_Exercise requirements_
Reproduce the records below exactly as they appear.

════

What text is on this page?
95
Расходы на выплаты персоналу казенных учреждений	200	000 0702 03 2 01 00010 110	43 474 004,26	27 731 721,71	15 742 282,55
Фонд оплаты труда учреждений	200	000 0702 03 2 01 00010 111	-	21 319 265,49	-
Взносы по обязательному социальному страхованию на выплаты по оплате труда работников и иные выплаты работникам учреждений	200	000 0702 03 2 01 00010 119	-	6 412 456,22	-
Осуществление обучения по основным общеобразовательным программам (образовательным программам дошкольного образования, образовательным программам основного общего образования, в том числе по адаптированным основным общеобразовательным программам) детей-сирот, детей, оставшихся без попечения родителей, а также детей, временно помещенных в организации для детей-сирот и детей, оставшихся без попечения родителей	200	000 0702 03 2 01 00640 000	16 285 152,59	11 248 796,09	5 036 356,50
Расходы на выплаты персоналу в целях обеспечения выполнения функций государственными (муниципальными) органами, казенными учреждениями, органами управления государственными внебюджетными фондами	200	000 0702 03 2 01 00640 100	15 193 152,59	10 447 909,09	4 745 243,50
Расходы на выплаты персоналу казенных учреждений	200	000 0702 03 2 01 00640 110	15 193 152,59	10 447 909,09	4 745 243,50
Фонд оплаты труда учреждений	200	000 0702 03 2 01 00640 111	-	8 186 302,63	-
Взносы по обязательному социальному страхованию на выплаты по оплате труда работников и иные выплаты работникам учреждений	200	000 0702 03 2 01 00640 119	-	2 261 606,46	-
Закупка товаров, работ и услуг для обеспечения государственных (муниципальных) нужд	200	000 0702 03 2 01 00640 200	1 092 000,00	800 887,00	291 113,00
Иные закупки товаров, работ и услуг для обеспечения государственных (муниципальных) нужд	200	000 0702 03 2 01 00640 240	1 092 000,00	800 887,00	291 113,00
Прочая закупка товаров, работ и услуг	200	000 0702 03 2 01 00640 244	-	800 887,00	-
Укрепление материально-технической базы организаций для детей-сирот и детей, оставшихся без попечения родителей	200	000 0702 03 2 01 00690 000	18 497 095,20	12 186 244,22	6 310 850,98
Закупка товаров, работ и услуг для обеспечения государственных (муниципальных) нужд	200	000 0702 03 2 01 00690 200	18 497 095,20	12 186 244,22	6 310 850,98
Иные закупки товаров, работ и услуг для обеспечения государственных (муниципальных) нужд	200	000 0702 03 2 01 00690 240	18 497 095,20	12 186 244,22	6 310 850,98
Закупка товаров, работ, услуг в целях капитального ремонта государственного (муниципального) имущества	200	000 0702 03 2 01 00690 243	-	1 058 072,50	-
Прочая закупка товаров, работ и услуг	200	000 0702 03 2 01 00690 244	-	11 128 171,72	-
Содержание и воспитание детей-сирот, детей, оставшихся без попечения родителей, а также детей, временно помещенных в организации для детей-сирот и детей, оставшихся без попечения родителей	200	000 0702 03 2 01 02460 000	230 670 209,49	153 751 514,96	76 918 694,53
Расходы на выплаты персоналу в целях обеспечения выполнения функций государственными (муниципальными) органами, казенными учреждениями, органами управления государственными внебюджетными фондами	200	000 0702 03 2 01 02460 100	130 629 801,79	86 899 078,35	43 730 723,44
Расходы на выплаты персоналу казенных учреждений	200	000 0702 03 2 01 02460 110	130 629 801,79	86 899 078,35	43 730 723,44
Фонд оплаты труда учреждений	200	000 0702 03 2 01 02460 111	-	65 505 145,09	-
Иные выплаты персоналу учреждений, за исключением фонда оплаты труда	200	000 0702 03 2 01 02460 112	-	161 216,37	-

════

_Final answer_
What text is on this page?
95
Расходы на выплаты персоналу казенных учреждений	200	000 0702 03 2 01 00010 110	43 474 004,26	27 731 721,71	15 742 282,55
Фонд оплаты труда учреждений	200	000 0702 03 2 01 00010 111	-	21 319 265,49	-
Взносы по обязательному социальному страхованию на выплаты по оплате труда работников и иные выплаты работникам учреждений	200	000 0702 03 2 01 00010 119	-	6 412 456,22	-
Осуществление обучения по основным общеобразовательным программам (образовательным программам дошкольного образования, образовательным программам основного общего образования, в том числе по адаптированным основным общеобразовательным программам) детей-сирот, детей, оставшихся без попечения родителей, а также детей, временно помещенных в организации для детей-сирот и детей, оставшихся без попечения родителей	200	000 0702 03 2 01 00640 000	16 285 152,59	11 248 796,09	5 036 356,50
Расходы на выплаты персоналу в целях обеспечения выполнения функций государственными (муниципальными) органами, казенными учреждениями, органами управления государственными внебюджетными фондами	200	000 0702 03 2 01 00640 100	15 193 152,59	10 447 909,09	4 745 243,50
Расходы на выплаты персоналу казенных учреждений	200	000 0702 03 2 01 00640 110	15 193 152,59	10 447 909,09	4 745 243,50
Фонд оплаты труда учреждений	200	000 0702 03 2 01 00640 111	-	8 186 302,63	-
Взносы по обязательному социальному страхованию на выплаты по оплате труда работников и иные выплаты работникам учреждений	200	000 0702 03 2 01 00640 119	-	2 261 606,46	-
Закупка товаров, работ и услуг для обеспечения государственных (муниципальных) нужд	200	000 0702 03 2 01 00640 200	1 092 000,00	800 887,00	291 113,00
Иные закупки товаров, работ и услуг для обеспечения государственных (муниципальных) нужд	200	000 0702 03 2 01 00640 240	1 092 000,00	800 887,00	291 113,00
Прочая закупка товаров, работ и услуг	200	000 0702 03 2 01 00640 244	-	800 887,00	-
Укрепление материально-технической базы организаций для детей-сирот и детей, оставшихся без попечения родителей	200	000 0702 03 2 01 00690 000	18 497 095,20	12 186 244,22	6 310 850,98
Закупка товаров, работ и услуг для обеспечения государственных (муниципальных) нужд	200	000 0702 03 2 01 00690 200	18 497 095,20	12 186 244,22	6 310 850,98
Иные закупки товаров, работ и услуг для обеспечения государственных (муниципальных) нужд	200	000 0702 03 2 01 00690 240	18 497 095,20	12 186 244,22	6 310 850,98
Закупка товаров, работ, услуг в целях капитального ремонта государственного (муниципального) имущества	200	000 0702 03 2 01 00690 243	-	1 058 072,50	-
Прочая закупка товаров, работ и услуг	200	000 0702 03 2 01 00690 244	-	11 128 171,72	-
Содержание и воспитание детей-сирот, детей, оставшихся без попечения родителей, а также детей, временно помещенных в организации для детей-сирот и детей, оставшихся без попечения родителей	200	000 0702 03 2 01 02460 000	230 670 209,49	153 751 514,96	76 918 694,53
Расходы на выплаты персоналу в целях обеспечения выполнения функций государственными (муниципальными) органами, казенными учреждениями, органами управления государственными внебюджетными фондами	200	000 0702 03 2 01 02460 100	130 629 801,79	86 899 078,35	43 730 723,44
Расходы на выплаты персоналу казенных учреждений	200	000 0702 03 2 01 02460 110	130 629 801,79	86 899 078,35	43 730 723,44
Фонд оплаты труда учреждений	200	000 0702 03 2 01 02460 111	-	65 505 145,09	-
Иные выплаты персоналу учреждений, за исключением фонда оплаты труда	200	000 0702 03 2 01 02460 112	-	161 216,37	-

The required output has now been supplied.